Your objective> Copy out each line of the data below in which "being" appears.

Excerpts from a figure dataset>
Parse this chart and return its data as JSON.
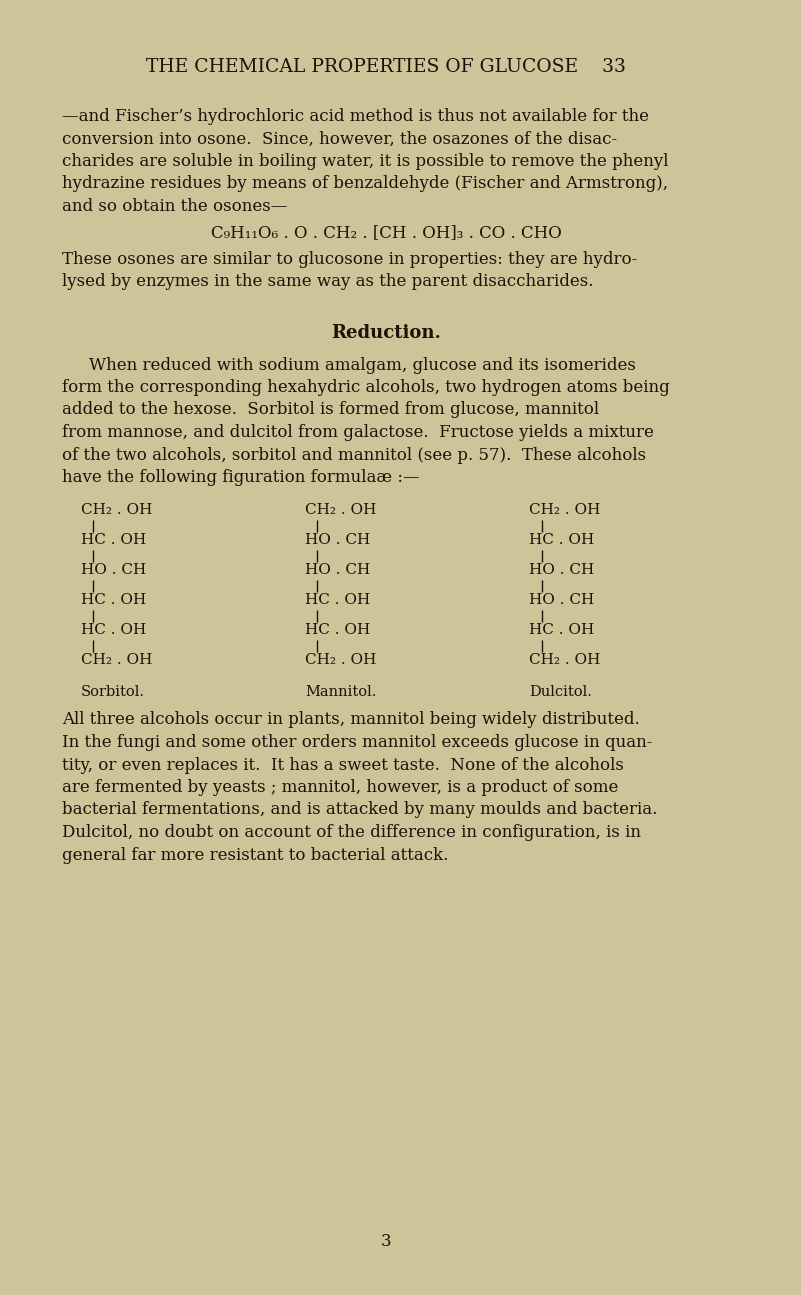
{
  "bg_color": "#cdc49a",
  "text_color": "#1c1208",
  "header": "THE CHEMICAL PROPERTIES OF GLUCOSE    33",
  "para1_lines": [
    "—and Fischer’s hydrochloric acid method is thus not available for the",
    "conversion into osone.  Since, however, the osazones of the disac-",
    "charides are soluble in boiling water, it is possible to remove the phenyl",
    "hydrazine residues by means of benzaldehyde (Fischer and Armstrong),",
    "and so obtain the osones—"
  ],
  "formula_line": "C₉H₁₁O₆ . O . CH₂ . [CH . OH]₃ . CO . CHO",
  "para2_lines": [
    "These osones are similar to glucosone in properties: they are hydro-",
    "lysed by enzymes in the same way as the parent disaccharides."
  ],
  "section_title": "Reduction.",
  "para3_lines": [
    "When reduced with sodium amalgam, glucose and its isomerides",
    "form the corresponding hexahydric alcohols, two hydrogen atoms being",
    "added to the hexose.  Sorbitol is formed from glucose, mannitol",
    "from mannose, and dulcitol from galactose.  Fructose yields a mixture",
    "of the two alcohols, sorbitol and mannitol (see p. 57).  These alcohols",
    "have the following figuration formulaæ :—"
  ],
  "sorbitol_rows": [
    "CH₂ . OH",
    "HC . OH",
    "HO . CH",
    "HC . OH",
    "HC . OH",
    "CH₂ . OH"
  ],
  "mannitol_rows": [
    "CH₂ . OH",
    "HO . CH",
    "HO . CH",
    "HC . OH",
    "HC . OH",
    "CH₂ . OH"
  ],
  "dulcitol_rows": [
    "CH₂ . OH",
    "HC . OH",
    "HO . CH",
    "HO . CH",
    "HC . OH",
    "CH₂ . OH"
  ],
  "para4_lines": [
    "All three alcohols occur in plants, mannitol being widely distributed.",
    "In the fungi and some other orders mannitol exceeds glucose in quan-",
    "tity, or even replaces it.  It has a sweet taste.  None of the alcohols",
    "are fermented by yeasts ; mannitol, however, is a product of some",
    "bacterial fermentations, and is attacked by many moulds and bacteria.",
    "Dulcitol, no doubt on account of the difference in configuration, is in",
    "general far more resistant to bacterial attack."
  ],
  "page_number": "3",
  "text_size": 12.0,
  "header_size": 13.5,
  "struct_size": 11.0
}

Output below>
    "form the corresponding hexahydric alcohols, two hydrogen atoms being",
    "All three alcohols occur in plants, mannitol being widely distributed.",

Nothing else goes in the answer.